Exercise details:
Work out how many lines hold the string "سورة". The answer is a single number, nothing more.

Information given:
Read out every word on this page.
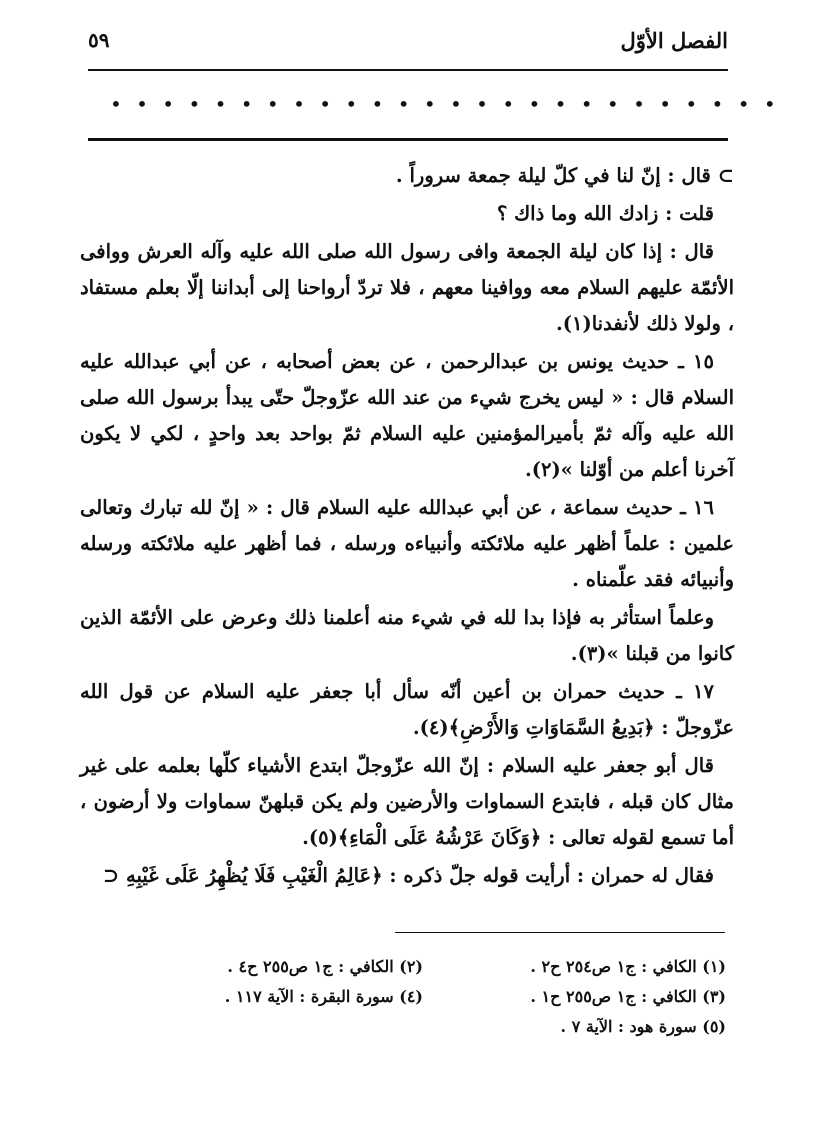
الفصل الأوّل
٥٩
• • • • • • • • • • • • • • • • • • • • • • • • • •

⊃ قال : إنّ لنا في كلّ ليلة جمعة سروراً .

قلت : زادك الله وما ذاك ؟

قال : إذا كان ليلة الجمعة وافى رسول الله صلى الله عليه وآله العرش ووافى الأئمّة عليهم السلام معه ووافينا معهم ، فلا تردّ أرواحنا إلى أبداننا إلّا بعلم مستفاد ، ولولا ذلك لأنفدنا(١).

١٥ ـ حديث يونس بن عبدالرحمن ، عن بعض أصحابه ، عن أبي عبدالله عليه السلام قال : « ليس يخرج شيء من عند الله عزّوجلّ حتّى يبدأ برسول الله صلى الله عليه وآله ثمّ بأميرالمؤمنين عليه السلام ثمّ بواحد بعد واحدٍ ، لكي لا يكون آخرنا أعلم من أوّلنا »(٢).

١٦ ـ حديث سماعة ، عن أبي عبدالله عليه السلام قال : « إنّ لله تبارك وتعالى علمين : علماً أظهر عليه ملائكته وأنبياءه ورسله ، فما أظهر عليه ملائكته ورسله وأنبيائه فقد علّمناه .

وعلماً استأثر به فإذا بدا لله في شيء منه أعلمنا ذلك وعرض على الأئمّة الذين كانوا من قبلنا »(٣).

١٧ ـ حديث حمران بن أعين أنّه سأل أبا جعفر عليه السلام عن قول الله عزّوجلّ : ﴿بَدِيعُ السَّمَاوَاتِ وَالأَرْضِ﴾(٤).

قال أبو جعفر عليه السلام : إنّ الله عزّوجلّ ابتدع الأشياء كلّها بعلمه على غير مثال كان قبله ، فابتدع السماوات والأرضين ولم يكن قبلهنّ سماوات ولا أرضون ، أما تسمع لقوله تعالى : ﴿وَكَانَ عَرْشُهُ عَلَى الْمَاءِ﴾(٥).

فقال له حمران : أرأيت قوله جلّ ذكره : ﴿عَالِمُ الْغَيْبِ فَلَا يُظْهِرُ عَلَى غَيْبِهِ ⊂

(١) الكافي : ج١ ص٢٥٤ ح٢ .
(٢) الكافي : ج١ ص٢٥٥ ح٤ .
(٣) الكافي : ج١ ص٢٥٥ ح١ .
(٤) سورة البقرة : الآية ١١٧ .
(٥) سورة هود : الآية ٧ .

Output for this task:
2